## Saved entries

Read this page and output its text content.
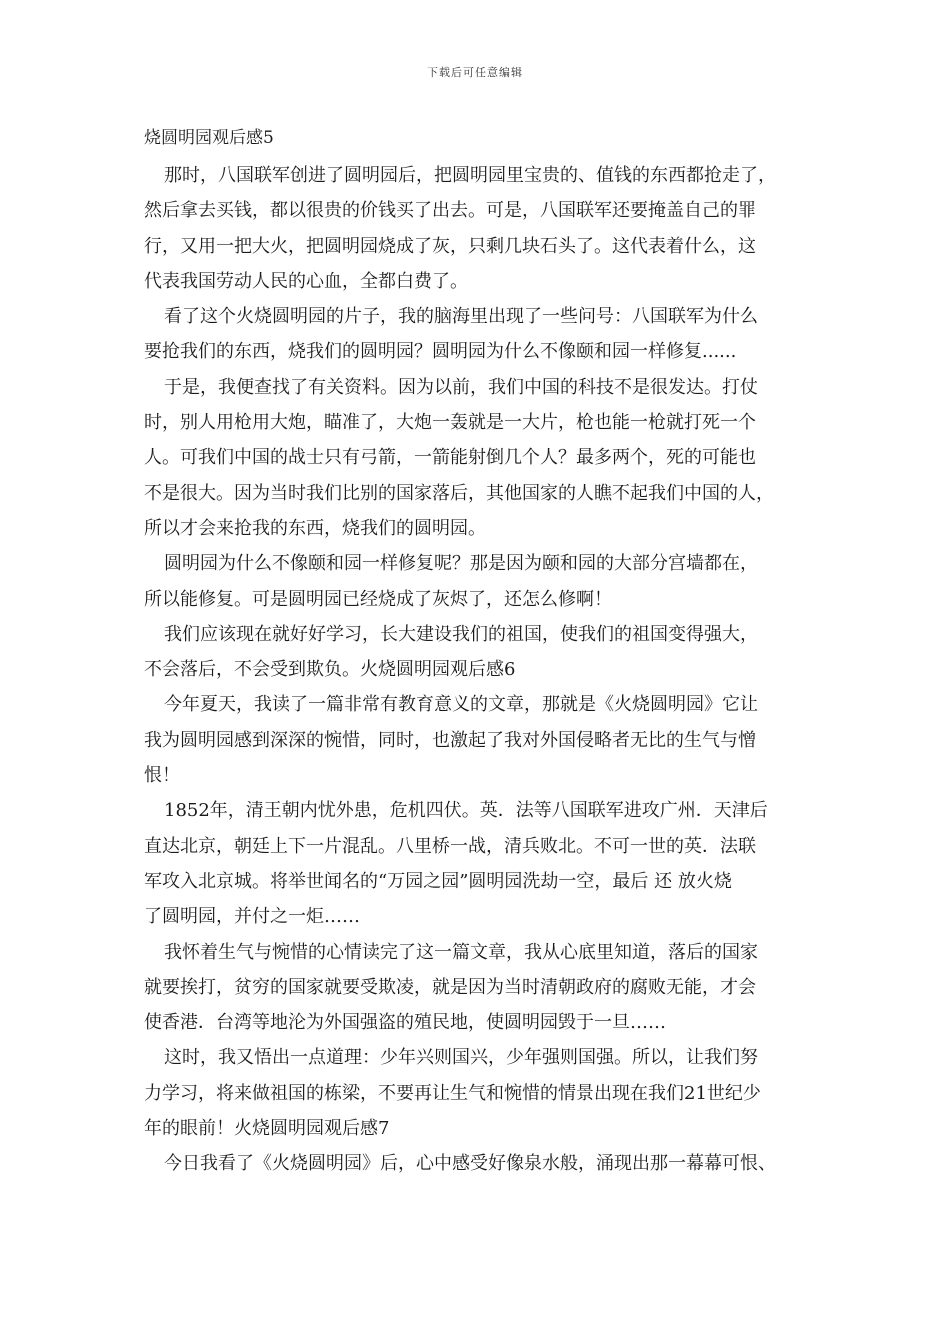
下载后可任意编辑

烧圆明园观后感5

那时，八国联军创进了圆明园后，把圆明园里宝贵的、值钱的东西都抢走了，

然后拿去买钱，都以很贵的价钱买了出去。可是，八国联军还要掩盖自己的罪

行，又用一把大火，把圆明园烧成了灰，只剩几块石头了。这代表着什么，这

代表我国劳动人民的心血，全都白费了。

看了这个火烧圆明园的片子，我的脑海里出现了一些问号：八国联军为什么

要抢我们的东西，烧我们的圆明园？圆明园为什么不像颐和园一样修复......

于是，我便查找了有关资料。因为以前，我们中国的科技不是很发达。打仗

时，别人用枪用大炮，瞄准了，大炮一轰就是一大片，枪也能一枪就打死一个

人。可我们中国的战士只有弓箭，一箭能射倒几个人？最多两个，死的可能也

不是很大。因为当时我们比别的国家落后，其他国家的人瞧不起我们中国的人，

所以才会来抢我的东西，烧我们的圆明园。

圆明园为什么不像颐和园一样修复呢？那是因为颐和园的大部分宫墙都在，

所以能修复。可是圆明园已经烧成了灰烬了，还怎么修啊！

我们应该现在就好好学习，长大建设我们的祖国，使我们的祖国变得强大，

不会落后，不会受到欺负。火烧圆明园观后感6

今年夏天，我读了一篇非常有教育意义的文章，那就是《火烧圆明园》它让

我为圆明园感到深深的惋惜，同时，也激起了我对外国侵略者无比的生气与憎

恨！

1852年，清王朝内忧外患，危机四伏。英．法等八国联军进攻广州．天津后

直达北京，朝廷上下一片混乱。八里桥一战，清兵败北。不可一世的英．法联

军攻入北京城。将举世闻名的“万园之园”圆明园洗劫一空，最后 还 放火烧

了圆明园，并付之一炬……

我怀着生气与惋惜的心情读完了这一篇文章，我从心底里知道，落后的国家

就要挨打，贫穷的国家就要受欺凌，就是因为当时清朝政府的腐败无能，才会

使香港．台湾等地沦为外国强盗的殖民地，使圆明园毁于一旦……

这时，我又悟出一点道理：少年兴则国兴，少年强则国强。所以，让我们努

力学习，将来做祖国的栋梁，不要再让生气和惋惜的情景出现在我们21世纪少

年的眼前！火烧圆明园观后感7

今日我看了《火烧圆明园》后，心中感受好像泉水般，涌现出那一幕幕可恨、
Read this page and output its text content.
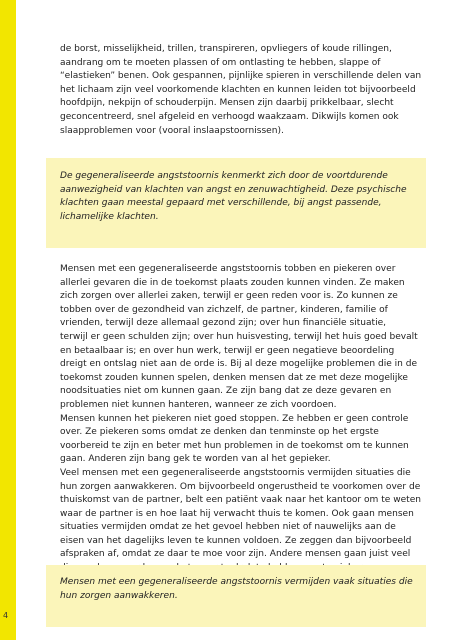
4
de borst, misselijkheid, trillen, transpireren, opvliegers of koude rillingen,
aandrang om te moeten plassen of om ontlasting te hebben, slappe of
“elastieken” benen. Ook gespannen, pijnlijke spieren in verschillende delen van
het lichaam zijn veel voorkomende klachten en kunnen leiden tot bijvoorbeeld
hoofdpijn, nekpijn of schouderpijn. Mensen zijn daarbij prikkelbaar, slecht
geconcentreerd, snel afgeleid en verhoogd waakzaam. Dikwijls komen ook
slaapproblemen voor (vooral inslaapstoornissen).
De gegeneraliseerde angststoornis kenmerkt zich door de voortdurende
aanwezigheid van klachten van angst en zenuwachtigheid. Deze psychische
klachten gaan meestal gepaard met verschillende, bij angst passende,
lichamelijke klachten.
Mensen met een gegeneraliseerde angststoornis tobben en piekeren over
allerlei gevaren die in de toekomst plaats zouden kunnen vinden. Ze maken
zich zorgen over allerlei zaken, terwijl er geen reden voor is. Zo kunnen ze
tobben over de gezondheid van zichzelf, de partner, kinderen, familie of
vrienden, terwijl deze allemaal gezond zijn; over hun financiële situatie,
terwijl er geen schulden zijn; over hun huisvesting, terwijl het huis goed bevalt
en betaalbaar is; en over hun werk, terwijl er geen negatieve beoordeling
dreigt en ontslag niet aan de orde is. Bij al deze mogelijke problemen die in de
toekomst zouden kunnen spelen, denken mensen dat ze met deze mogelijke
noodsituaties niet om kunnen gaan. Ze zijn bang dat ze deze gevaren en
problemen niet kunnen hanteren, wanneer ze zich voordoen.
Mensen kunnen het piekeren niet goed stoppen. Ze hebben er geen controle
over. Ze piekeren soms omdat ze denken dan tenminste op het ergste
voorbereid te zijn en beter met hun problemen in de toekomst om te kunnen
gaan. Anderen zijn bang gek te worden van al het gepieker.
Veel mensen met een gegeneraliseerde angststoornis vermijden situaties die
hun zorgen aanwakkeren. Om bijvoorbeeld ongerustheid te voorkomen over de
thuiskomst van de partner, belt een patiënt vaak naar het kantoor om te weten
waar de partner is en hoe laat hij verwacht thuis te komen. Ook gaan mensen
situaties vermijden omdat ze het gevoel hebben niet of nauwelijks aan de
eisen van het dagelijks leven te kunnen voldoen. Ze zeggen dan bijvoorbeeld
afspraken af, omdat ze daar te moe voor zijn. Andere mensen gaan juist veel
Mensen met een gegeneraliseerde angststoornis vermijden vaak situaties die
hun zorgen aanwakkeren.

--

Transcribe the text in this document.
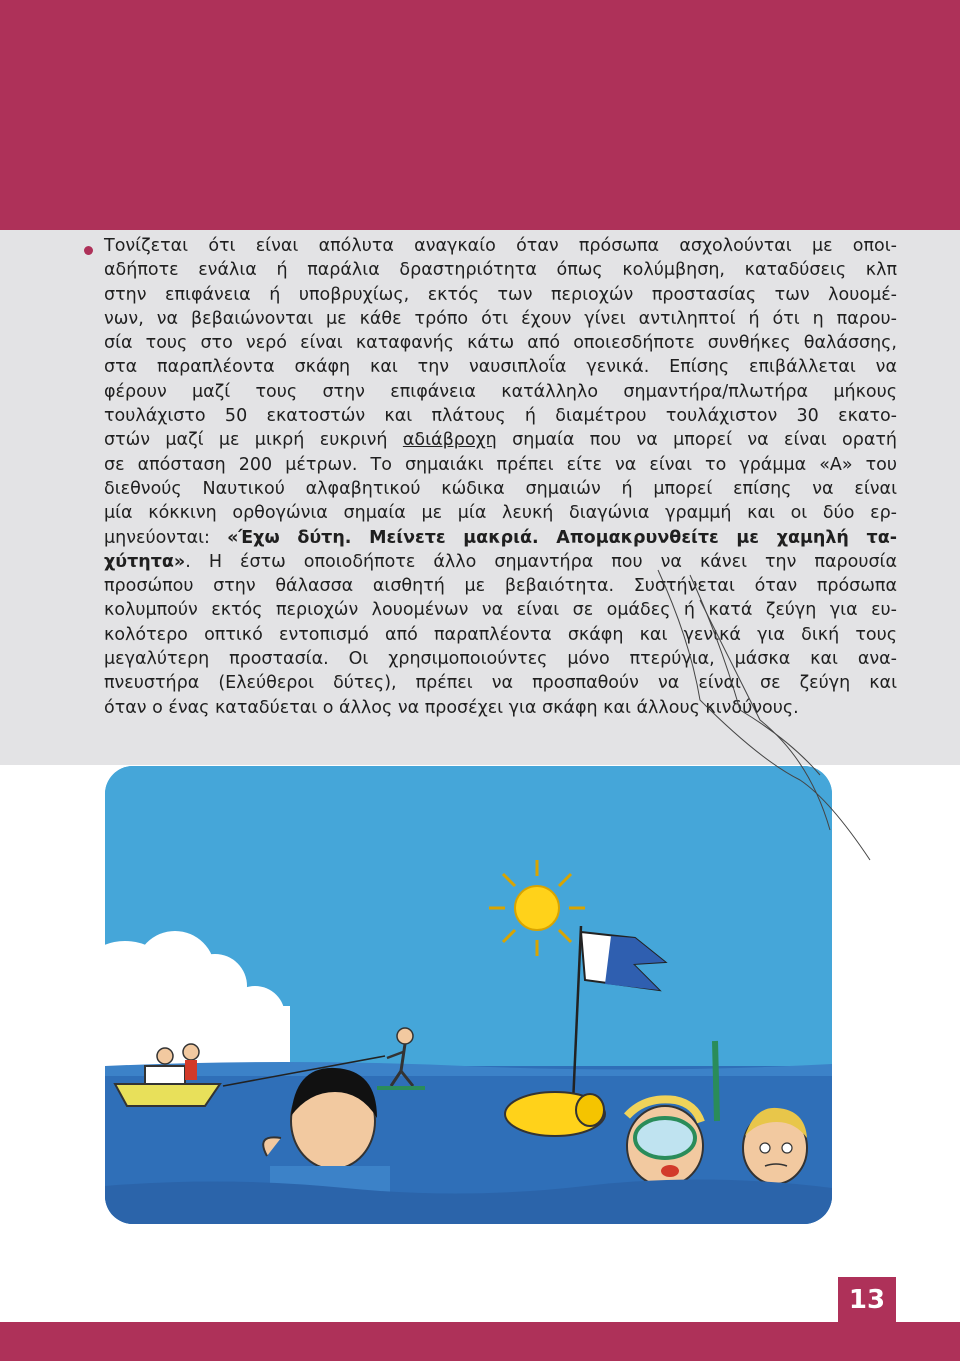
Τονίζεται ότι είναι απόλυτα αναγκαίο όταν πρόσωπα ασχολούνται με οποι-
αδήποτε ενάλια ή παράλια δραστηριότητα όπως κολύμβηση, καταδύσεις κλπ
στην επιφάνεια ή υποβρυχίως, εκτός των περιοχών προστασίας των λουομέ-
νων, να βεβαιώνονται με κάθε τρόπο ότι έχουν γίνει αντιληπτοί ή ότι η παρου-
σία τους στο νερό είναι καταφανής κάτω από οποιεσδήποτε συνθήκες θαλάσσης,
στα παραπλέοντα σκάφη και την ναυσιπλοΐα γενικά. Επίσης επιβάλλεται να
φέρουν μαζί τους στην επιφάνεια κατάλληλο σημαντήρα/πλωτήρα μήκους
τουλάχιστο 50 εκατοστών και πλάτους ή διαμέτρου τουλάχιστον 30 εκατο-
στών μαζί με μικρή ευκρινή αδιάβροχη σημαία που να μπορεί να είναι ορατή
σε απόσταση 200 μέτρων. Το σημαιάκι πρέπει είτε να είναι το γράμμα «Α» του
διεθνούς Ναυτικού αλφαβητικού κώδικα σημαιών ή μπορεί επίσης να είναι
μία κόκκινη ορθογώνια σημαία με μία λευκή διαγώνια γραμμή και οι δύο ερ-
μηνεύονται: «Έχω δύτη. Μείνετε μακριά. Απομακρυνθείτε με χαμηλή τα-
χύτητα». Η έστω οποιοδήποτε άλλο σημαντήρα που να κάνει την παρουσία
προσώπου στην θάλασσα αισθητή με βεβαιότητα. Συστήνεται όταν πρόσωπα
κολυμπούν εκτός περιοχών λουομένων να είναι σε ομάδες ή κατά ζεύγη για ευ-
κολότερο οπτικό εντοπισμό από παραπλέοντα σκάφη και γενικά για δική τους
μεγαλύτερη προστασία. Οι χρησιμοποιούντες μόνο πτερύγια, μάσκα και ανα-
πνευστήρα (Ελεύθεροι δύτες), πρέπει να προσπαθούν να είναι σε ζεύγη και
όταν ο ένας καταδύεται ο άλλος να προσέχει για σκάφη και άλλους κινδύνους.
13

## DO THIS
Say the number of lines in the listing that hold "εκτός", with no added words.

## COMPLETED EXERCISE
2